▶ [RAW DATA]
** Start **
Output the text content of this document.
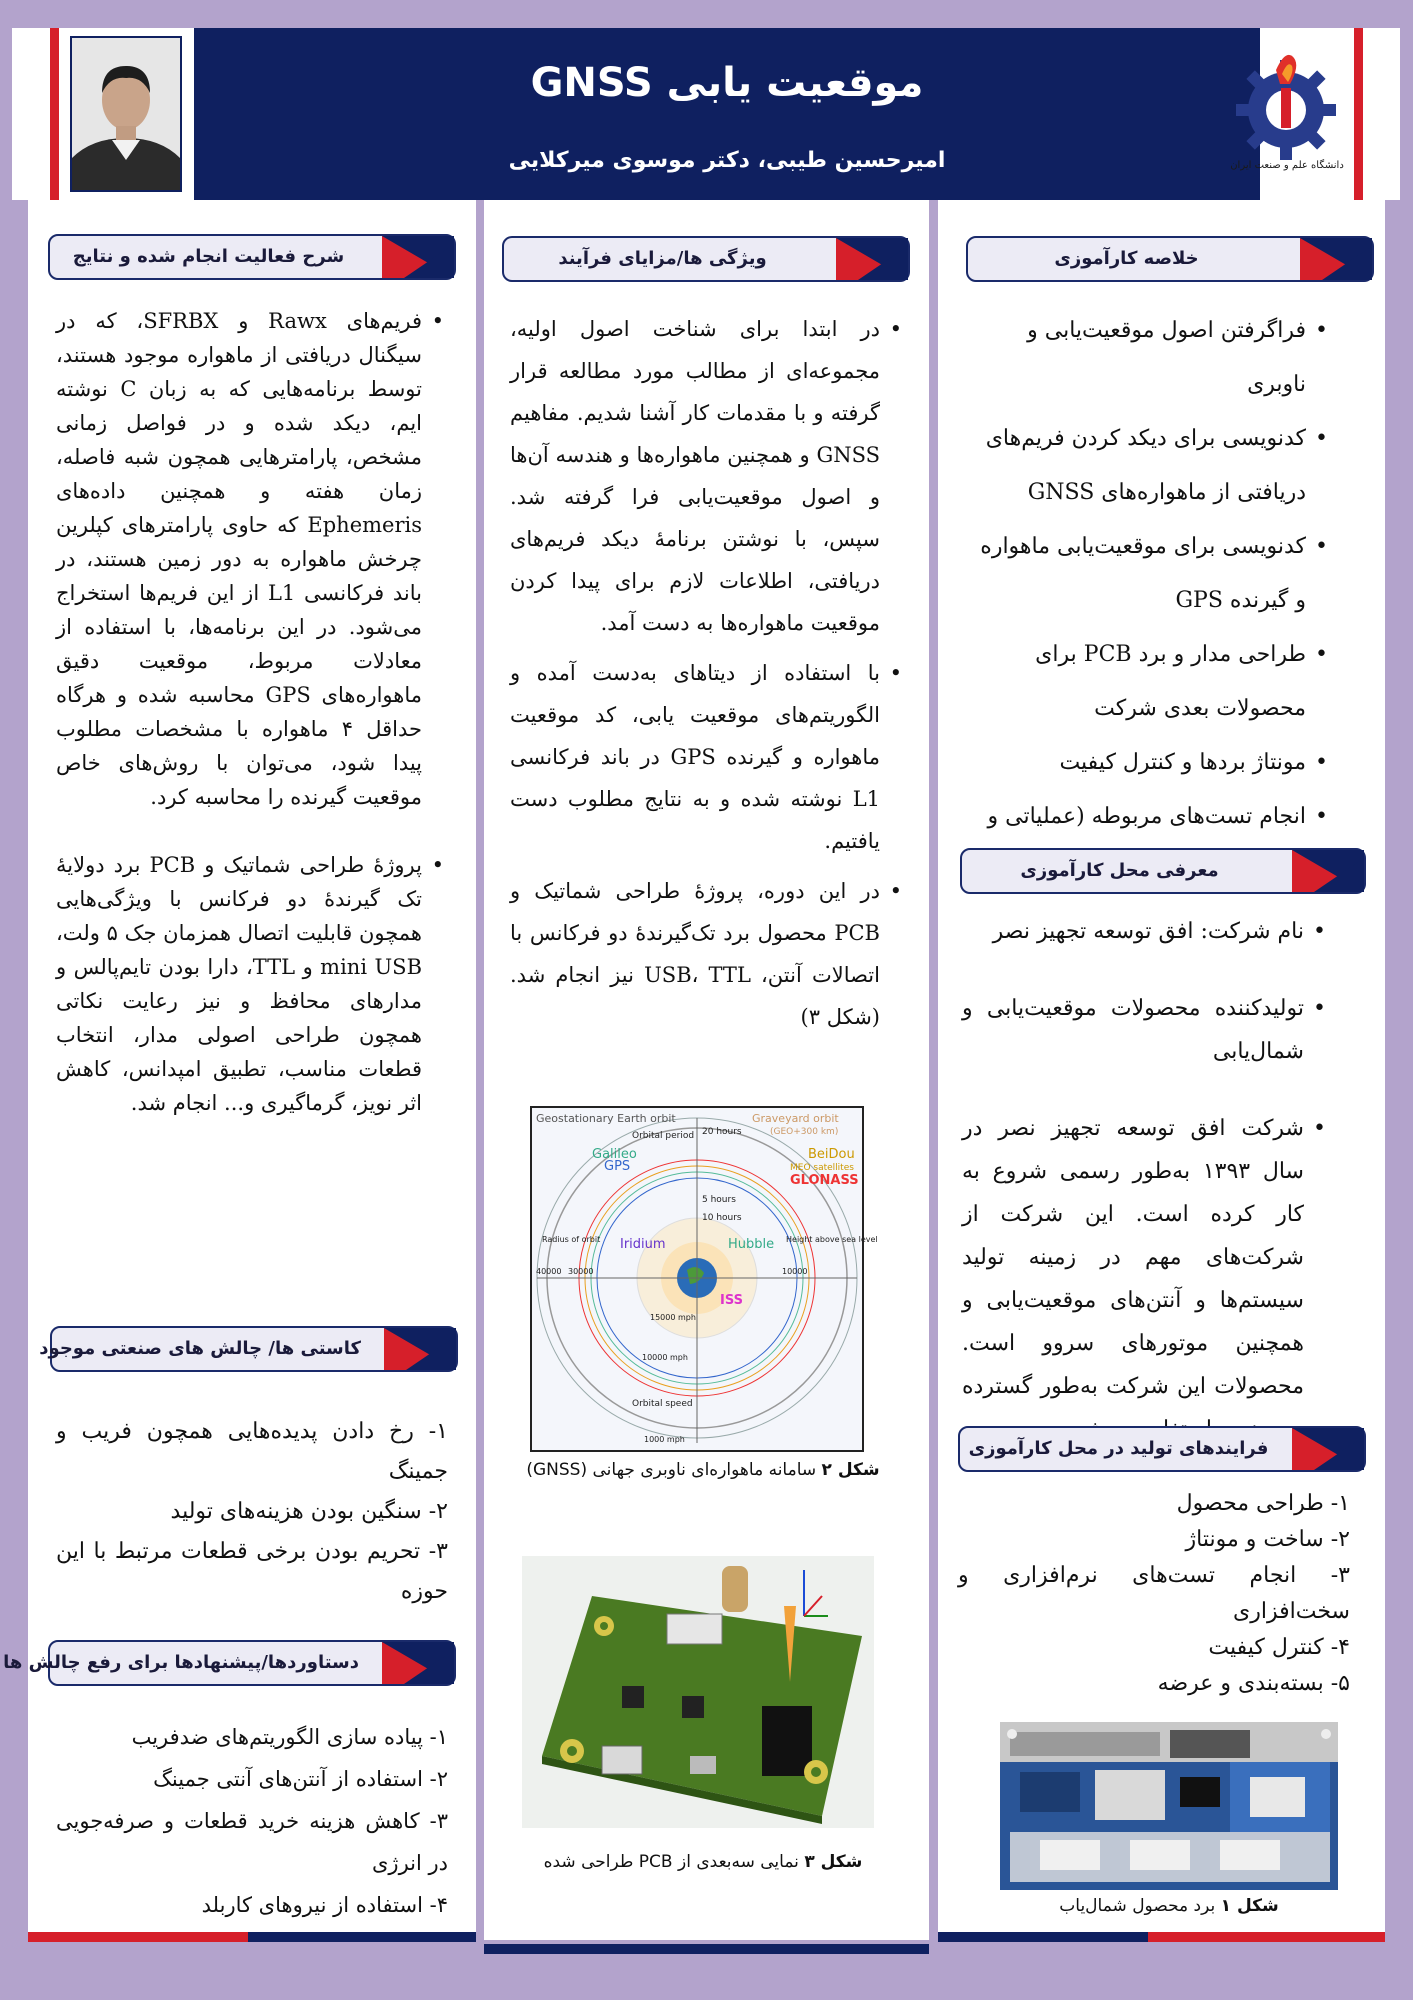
موقعیت یابی GNSS
امیرحسین طیبی، دکتر موسوی میرکلایی	دانشگاه علم و صنعت ایران
خلاصه کارآموزی

• فراگرفتن اصول موقعیت‌یابی و ناوبری

• کدنویسی برای دیکد کردن فریم‌های دریافتی از ماهواره‌های GNSS

• کدنویسی برای موقعیت‌یابی ماهواره و گیرنده GPS

• طراحی مدار و برد PCB برای محصولات بعدی شرکت

• مونتاژ بردها و کنترل کیفیت

• انجام تست‌های مربوطه (عملیاتی و

معرفی محل کارآموزی

• نام شرکت: افق توسعه تجهیز نصر

• تولیدکننده محصولات موقعیت‌یابی و شمال‌یابی

• شرکت افق توسعه تجهیز نصر در سال ۱۳۹۳ به‌طور رسمی شروع به کار کرده است. این شرکت از شرکت‌های مهم در زمینه تولید سیستم‌ها و آنتن‌های موقعیت‌یابی و همچنین موتورهای سروو است. محصولات این شرکت به‌طور گسترده

فرایندهای تولید در محل کارآموزی

۱- طراحی محصول

۲- ساخت و مونتاژ

۳- انجام تست‌های نرم‌افزاری و سخت‌افزاری

۴- کنترل کیفیت

۵- بسته‌بندی و عرضه

شکل ۱ برد محصول شمال‌یاب
ویژگی ها/مزایای فرآیند

• در ابتدا برای شناخت اصول اولیه، مجموعه‌ای از مطالب مورد مطالعه قرار گرفته و با مقدمات کار آشنا شدیم. مفاهیم GNSS و همچنین ماهواره‌ها و هندسه آن‌ها و اصول موقعیت‌یابی فرا گرفته شد. سپس، با نوشتن برنامهٔ دیکد فریم‌های دریافتی، اطلاعات لازم برای پیدا کردن موقعیت ماهواره‌ها به دست آمد.

• با استفاده از دیتاهای به‌دست آمده و الگوریتم‌های موقعیت یابی، کد موقعیت ماهواره و گیرنده GPS در باند فرکانسی L1 نوشته شده و به نتایج مطلوب دست یافتیم.

• در این دوره، پروژهٔ طراحی شماتیک و PCB محصول برد تک‌گیرندهٔ دو فرکانس با اتصالات آنتن، USB، TTL نیز انجام شد. (شکل ۳)

Geostationary Earth orbit	Graveyard orbit
(GEO+300 km)
Orbital period 20 hours
10 hours
5 hours
Galileo
GPS
BeiDou
MEO satellites
GLONASS
Iridium	Hubble
ISS
Radius of orbit	Height above sea level
40000 30000	10000
15000 mph
10000 mph
Orbital speed
1000 mph
شکل ۲ سامانه ماهواره‌ای ناوبری جهانی (GNSS)
شکل ۳ نمایی سه‌بعدی از PCB طراحی شده
شرح فعالیت انجام شده و نتایج

• فریم‌های Rawx و SFRBX، که در سیگنال دریافتی از ماهواره موجود هستند، توسط برنامه‌هایی که به زبان C نوشته ایم، دیکد شده و در فواصل زمانی مشخص، پارامترهایی همچون شبه فاصله، زمان هفته و همچنین داده‌های Ephemeris که حاوی پارامترهای کپلرین چرخش ماهواره به دور زمین هستند، در باند فرکانسی L1 از این فریم‌ها استخراج می‌شود. در این برنامه‌ها، با استفاده از معادلات مربوط، موقعیت دقیق ماهواره‌های GPS محاسبه شده و هرگاه حداقل ۴ ماهواره با مشخصات مطلوب پیدا شود، می‌توان با روش‌های خاص موقعیت گیرنده را محاسبه کرد.

• پروژهٔ طراحی شماتیک و PCB برد دولایهٔ تک گیرندهٔ دو فرکانس با ویژگی‌هایی همچون قابلیت اتصال همزمان جک ۵ ولت، mini USB و TTL، دارا بودن تایم‌پالس و مدارهای محافظ و نیز رعایت نکاتی همچون طراحی اصولی مدار، انتخاب قطعات مناسب، تطبیق امپدانس، کاهش اثر نویز، گرماگیری و... انجام شد.

کاستی ها/ چالش های صنعتی موجود

۱- رخ دادن پدیده‌هایی همچون فریب و جمینگ

۲- سنگین بودن هزینه‌های تولید

۳- تحریم بودن برخی قطعات مرتبط با این حوزه

دستاوردها/پیشنهادها برای رفع چالش ها

۱- پیاده سازی الگوریتم‌های ضدفریب

۲- استفاده از آنتن‌های آنتی جمینگ

۳- کاهش هزینه خرید قطعات و صرفه‌جویی در انرژی

۴- استفاده از نیروهای کاربلد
** End **
▶ [REQUEST] Give the number of lines in the records above that contain the word "پیدا". Reply with that number alone.

▶ [RESPONSE TO THE EXERCISE] 2